- _Recorded information_:
## begin
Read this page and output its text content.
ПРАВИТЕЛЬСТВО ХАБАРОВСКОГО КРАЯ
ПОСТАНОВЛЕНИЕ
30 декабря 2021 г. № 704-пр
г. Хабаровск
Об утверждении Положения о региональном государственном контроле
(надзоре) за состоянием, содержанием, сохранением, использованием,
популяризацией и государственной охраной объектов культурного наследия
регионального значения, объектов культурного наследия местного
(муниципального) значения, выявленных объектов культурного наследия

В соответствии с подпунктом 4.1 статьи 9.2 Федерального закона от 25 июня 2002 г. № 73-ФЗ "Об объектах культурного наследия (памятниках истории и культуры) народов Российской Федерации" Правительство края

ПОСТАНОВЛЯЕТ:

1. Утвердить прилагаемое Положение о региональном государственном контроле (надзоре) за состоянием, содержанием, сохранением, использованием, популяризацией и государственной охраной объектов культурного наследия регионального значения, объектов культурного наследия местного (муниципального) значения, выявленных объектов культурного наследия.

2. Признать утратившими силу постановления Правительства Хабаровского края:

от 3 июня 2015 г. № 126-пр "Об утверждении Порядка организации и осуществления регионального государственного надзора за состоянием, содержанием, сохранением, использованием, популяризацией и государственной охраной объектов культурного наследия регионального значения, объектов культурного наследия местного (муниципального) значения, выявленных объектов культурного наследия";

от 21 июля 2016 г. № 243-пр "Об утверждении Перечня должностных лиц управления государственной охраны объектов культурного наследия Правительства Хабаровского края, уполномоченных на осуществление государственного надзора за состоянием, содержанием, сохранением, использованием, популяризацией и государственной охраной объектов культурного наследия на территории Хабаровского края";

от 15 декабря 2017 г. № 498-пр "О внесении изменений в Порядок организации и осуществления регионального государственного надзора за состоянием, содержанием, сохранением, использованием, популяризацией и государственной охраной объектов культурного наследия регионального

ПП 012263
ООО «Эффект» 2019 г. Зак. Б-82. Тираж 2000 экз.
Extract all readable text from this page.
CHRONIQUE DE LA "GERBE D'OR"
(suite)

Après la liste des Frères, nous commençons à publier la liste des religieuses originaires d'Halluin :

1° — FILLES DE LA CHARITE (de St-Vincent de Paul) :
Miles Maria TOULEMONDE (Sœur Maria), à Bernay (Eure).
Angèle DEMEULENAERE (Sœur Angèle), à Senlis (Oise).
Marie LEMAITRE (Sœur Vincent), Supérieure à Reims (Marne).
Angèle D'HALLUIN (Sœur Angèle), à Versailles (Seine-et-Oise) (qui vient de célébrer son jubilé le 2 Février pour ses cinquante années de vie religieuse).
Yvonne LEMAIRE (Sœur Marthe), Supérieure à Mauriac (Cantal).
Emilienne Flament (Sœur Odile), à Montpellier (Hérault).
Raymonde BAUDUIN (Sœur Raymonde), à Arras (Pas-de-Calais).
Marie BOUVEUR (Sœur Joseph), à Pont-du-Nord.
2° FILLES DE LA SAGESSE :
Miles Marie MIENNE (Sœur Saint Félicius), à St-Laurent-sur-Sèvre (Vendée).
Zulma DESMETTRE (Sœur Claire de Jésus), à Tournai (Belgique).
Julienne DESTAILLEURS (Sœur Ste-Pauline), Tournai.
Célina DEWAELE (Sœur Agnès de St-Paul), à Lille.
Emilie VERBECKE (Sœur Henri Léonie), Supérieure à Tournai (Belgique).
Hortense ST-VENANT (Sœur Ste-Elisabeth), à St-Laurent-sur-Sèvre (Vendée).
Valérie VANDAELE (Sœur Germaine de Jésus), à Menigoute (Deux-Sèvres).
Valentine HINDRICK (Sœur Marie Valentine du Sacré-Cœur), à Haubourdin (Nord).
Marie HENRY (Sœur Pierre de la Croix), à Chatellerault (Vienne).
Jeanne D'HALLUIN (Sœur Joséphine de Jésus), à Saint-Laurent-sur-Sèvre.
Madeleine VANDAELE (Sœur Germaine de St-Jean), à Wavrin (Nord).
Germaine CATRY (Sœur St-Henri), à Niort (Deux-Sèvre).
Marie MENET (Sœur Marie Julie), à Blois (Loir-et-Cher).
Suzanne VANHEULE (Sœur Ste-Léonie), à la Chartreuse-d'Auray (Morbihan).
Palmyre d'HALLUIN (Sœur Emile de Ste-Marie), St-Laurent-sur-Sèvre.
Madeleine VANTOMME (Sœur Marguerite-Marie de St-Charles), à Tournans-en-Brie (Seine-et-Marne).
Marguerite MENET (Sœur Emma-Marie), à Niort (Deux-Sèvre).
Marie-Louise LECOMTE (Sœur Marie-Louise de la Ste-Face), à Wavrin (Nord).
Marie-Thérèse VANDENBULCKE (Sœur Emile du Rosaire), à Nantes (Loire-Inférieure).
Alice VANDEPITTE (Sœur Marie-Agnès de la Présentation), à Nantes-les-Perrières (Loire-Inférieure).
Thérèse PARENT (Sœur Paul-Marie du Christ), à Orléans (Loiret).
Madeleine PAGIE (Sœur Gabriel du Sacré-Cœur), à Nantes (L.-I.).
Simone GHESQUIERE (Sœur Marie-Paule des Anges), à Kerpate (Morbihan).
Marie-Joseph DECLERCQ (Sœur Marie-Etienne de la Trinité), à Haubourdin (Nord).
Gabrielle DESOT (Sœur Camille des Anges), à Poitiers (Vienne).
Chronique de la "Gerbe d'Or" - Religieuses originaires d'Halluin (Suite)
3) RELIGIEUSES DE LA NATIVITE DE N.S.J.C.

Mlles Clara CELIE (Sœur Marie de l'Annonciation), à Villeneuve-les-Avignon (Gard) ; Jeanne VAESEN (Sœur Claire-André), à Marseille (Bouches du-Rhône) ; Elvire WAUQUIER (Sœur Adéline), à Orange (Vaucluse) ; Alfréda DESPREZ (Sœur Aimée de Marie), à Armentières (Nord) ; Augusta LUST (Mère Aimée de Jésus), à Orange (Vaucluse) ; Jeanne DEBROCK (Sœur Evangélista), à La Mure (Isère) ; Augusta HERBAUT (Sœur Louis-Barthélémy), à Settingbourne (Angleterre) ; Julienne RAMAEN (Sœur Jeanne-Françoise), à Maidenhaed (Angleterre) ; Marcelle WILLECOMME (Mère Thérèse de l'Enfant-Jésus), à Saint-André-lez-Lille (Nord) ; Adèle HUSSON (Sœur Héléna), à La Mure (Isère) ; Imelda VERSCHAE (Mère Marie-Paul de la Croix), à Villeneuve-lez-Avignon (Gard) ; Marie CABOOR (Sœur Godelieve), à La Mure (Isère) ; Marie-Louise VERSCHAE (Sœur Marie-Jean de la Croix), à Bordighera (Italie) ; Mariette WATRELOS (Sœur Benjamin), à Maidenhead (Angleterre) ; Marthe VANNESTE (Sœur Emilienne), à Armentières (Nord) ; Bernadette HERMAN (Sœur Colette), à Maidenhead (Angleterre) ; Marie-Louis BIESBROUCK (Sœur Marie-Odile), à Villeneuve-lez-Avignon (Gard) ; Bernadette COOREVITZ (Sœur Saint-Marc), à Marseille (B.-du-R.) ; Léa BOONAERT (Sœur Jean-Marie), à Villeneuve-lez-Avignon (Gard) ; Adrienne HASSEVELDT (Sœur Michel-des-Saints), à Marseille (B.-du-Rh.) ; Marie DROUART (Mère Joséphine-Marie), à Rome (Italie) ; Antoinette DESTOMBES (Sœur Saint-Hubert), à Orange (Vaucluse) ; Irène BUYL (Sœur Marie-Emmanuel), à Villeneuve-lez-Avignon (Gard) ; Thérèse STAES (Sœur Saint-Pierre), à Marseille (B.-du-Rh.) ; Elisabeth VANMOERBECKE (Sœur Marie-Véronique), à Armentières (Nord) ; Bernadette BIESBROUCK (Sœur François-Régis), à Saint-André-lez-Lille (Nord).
## end
- _Written instruction_:
Reproduce the data, keeping every line exactly the same.

- _Exercise solution_:
Read this page and output its text content.
ПРАВИТЕЛЬСТВО ХАБАРОВСКОГО КРАЯ
ПОСТАНОВЛЕНИЕ
30 декабря 2021 г. № 704-пр
г. Хабаровск
Об утверждении Положения о региональном государственном контроле
(надзоре) за состоянием, содержанием, сохранением, использованием,
популяризацией и государственной охраной объектов культурного наследия
регионального значения, объектов культурного наследия местного
(муниципального) значения, выявленных объектов культурного наследия

В соответствии с подпунктом 4.1 статьи 9.2 Федерального закона от 25 июня 2002 г. № 73-ФЗ "Об объектах культурного наследия (памятниках истории и культуры) народов Российской Федерации" Правительство края

ПОСТАНОВЛЯЕТ:

1. Утвердить прилагаемое Положение о региональном государственном контроле (надзоре) за состоянием, содержанием, сохранением, использованием, популяризацией и государственной охраной объектов культурного наследия регионального значения, объектов культурного наследия местного (муниципального) значения, выявленных объектов культурного наследия.

2. Признать утратившими силу постановления Правительства Хабаровского края:

от 3 июня 2015 г. № 126-пр "Об утверждении Порядка организации и осуществления регионального государственного надзора за состоянием, содержанием, сохранением, использованием, популяризацией и государственной охраной объектов культурного наследия регионального значения, объектов культурного наследия местного (муниципального) значения, выявленных объектов культурного наследия";

от 21 июля 2016 г. № 243-пр "Об утверждении Перечня должностных лиц управления государственной охраны объектов культурного наследия Правительства Хабаровского края, уполномоченных на осуществление государственного надзора за состоянием, содержанием, сохранением, использованием, популяризацией и государственной охраной объектов культурного наследия на территории Хабаровского края";

от 15 декабря 2017 г. № 498-пр "О внесении изменений в Порядок организации и осуществления регионального государственного надзора за состоянием, содержанием, сохранением, использованием, популяризацией и государственной охраной объектов культурного наследия регионального

ПП 012263
ООО «Эффект» 2019 г. Зак. Б-82. Тираж 2000 экз.
Extract all readable text from this page.
CHRONIQUE DE LA "GERBE D'OR"
(suite)

Après la liste des Frères, nous commençons à publier la liste des religieuses originaires d'Halluin :

1° — FILLES DE LA CHARITE (de St-Vincent de Paul) :
Miles Maria TOULEMONDE (Sœur Maria), à Bernay (Eure).
Angèle DEMEULENAERE (Sœur Angèle), à Senlis (Oise).
Marie LEMAITRE (Sœur Vincent), Supérieure à Reims (Marne).
Angèle D'HALLUIN (Sœur Angèle), à Versailles (Seine-et-Oise) (qui vient de célébrer son jubilé le 2 Février pour ses cinquante années de vie religieuse).
Yvonne LEMAIRE (Sœur Marthe), Supérieure à Mauriac (Cantal).
Emilienne Flament (Sœur Odile), à Montpellier (Hérault).
Raymonde BAUDUIN (Sœur Raymonde), à Arras (Pas-de-Calais).
Marie BOUVEUR (Sœur Joseph), à Pont-du-Nord.
2° FILLES DE LA SAGESSE :
Miles Marie MIENNE (Sœur Saint Félicius), à St-Laurent-sur-Sèvre (Vendée).
Zulma DESMETTRE (Sœur Claire de Jésus), à Tournai (Belgique).
Julienne DESTAILLEURS (Sœur Ste-Pauline), Tournai.
Célina DEWAELE (Sœur Agnès de St-Paul), à Lille.
Emilie VERBECKE (Sœur Henri Léonie), Supérieure à Tournai (Belgique).
Hortense ST-VENANT (Sœur Ste-Elisabeth), à St-Laurent-sur-Sèvre (Vendée).
Valérie VANDAELE (Sœur Germaine de Jésus), à Menigoute (Deux-Sèvres).
Valentine HINDRICK (Sœur Marie Valentine du Sacré-Cœur), à Haubourdin (Nord).
Marie HENRY (Sœur Pierre de la Croix), à Chatellerault (Vienne).
Jeanne D'HALLUIN (Sœur Joséphine de Jésus), à Saint-Laurent-sur-Sèvre.
Madeleine VANDAELE (Sœur Germaine de St-Jean), à Wavrin (Nord).
Germaine CATRY (Sœur St-Henri), à Niort (Deux-Sèvre).
Marie MENET (Sœur Marie Julie), à Blois (Loir-et-Cher).
Suzanne VANHEULE (Sœur Ste-Léonie), à la Chartreuse-d'Auray (Morbihan).
Palmyre d'HALLUIN (Sœur Emile de Ste-Marie), St-Laurent-sur-Sèvre.
Madeleine VANTOMME (Sœur Marguerite-Marie de St-Charles), à Tournans-en-Brie (Seine-et-Marne).
Marguerite MENET (Sœur Emma-Marie), à Niort (Deux-Sèvre).
Marie-Louise LECOMTE (Sœur Marie-Louise de la Ste-Face), à Wavrin (Nord).
Marie-Thérèse VANDENBULCKE (Sœur Emile du Rosaire), à Nantes (Loire-Inférieure).
Alice VANDEPITTE (Sœur Marie-Agnès de la Présentation), à Nantes-les-Perrières (Loire-Inférieure).
Thérèse PARENT (Sœur Paul-Marie du Christ), à Orléans (Loiret).
Madeleine PAGIE (Sœur Gabriel du Sacré-Cœur), à Nantes (L.-I.).
Simone GHESQUIERE (Sœur Marie-Paule des Anges), à Kerpate (Morbihan).
Marie-Joseph DECLERCQ (Sœur Marie-Etienne de la Trinité), à Haubourdin (Nord).
Gabrielle DESOT (Sœur Camille des Anges), à Poitiers (Vienne).
Chronique de la "Gerbe d'Or" - Religieuses originaires d'Halluin (Suite)
3) RELIGIEUSES DE LA NATIVITE DE N.S.J.C.

Mlles Clara CELIE (Sœur Marie de l'Annonciation), à Villeneuve-les-Avignon (Gard) ; Jeanne VAESEN (Sœur Claire-André), à Marseille (Bouches du-Rhône) ; Elvire WAUQUIER (Sœur Adéline), à Orange (Vaucluse) ; Alfréda DESPREZ (Sœur Aimée de Marie), à Armentières (Nord) ; Augusta LUST (Mère Aimée de Jésus), à Orange (Vaucluse) ; Jeanne DEBROCK (Sœur Evangélista), à La Mure (Isère) ; Augusta HERBAUT (Sœur Louis-Barthélémy), à Settingbourne (Angleterre) ; Julienne RAMAEN (Sœur Jeanne-Françoise), à Maidenhaed (Angleterre) ; Marcelle WILLECOMME (Mère Thérèse de l'Enfant-Jésus), à Saint-André-lez-Lille (Nord) ; Adèle HUSSON (Sœur Héléna), à La Mure (Isère) ; Imelda VERSCHAE (Mère Marie-Paul de la Croix), à Villeneuve-lez-Avignon (Gard) ; Marie CABOOR (Sœur Godelieve), à La Mure (Isère) ; Marie-Louise VERSCHAE (Sœur Marie-Jean de la Croix), à Bordighera (Italie) ; Mariette WATRELOS (Sœur Benjamin), à Maidenhead (Angleterre) ; Marthe VANNESTE (Sœur Emilienne), à Armentières (Nord) ; Bernadette HERMAN (Sœur Colette), à Maidenhead (Angleterre) ; Marie-Louis BIESBROUCK (Sœur Marie-Odile), à Villeneuve-lez-Avignon (Gard) ; Bernadette COOREVITZ (Sœur Saint-Marc), à Marseille (B.-du-R.) ; Léa BOONAERT (Sœur Jean-Marie), à Villeneuve-lez-Avignon (Gard) ; Adrienne HASSEVELDT (Sœur Michel-des-Saints), à Marseille (B.-du-Rh.) ; Marie DROUART (Mère Joséphine-Marie), à Rome (Italie) ; Antoinette DESTOMBES (Sœur Saint-Hubert), à Orange (Vaucluse) ; Irène BUYL (Sœur Marie-Emmanuel), à Villeneuve-lez-Avignon (Gard) ; Thérèse STAES (Sœur Saint-Pierre), à Marseille (B.-du-Rh.) ; Elisabeth VANMOERBECKE (Sœur Marie-Véronique), à Armentières (Nord) ; Bernadette BIESBROUCK (Sœur François-Régis), à Saint-André-lez-Lille (Nord).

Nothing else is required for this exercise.